*Exercise requirements:* Scan the data for "tagged" and copy the lines it appears in.

*Given records:*
◇ ◇ ◇ ◇

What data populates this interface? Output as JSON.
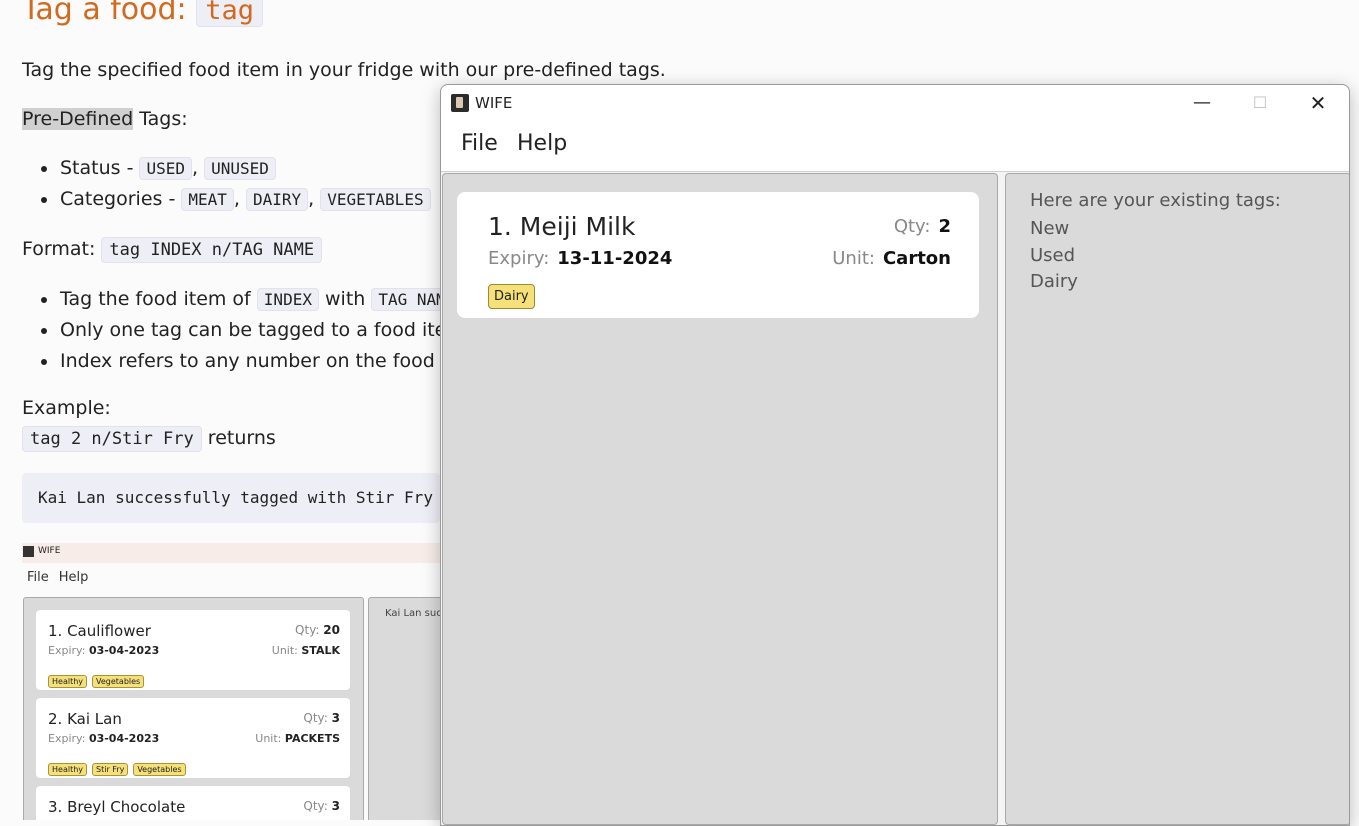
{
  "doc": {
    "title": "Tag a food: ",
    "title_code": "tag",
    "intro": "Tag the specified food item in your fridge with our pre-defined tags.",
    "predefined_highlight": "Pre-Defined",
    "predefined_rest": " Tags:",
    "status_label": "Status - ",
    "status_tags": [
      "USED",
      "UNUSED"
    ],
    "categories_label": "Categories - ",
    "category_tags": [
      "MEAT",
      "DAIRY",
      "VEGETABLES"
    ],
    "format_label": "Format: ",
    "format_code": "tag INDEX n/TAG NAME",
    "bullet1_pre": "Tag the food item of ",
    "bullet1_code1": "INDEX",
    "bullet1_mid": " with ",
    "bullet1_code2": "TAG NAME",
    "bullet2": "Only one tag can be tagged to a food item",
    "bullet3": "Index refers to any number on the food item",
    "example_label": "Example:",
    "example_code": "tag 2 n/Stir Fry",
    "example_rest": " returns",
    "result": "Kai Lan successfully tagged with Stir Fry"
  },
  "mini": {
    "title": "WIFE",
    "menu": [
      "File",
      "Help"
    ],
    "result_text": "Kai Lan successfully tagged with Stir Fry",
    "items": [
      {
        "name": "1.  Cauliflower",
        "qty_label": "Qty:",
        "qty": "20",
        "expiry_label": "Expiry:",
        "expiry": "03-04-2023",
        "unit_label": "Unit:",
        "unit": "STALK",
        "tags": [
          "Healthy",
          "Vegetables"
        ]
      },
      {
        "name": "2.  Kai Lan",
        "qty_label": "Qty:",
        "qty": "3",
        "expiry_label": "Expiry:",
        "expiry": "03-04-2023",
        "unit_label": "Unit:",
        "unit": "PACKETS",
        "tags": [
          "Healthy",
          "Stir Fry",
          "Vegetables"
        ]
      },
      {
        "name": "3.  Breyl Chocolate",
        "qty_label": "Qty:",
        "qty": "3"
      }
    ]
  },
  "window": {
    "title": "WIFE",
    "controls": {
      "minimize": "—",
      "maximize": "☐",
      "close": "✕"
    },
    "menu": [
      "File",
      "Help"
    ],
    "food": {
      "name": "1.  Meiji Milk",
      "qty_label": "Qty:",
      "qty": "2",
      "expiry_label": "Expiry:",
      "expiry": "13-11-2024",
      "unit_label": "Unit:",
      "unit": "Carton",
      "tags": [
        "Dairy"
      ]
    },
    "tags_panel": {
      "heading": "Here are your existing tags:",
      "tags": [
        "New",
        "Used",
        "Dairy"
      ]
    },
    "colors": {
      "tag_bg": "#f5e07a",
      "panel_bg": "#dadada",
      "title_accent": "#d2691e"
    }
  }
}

◇ ◇ ◇ ◇

*Reply to the exercise:*
    "bullet2": "Only one tag can be tagged to a food item",
    "result": "Kai Lan successfully tagged with Stir Fry"
    "result_text": "Kai Lan successfully tagged with Stir Fry",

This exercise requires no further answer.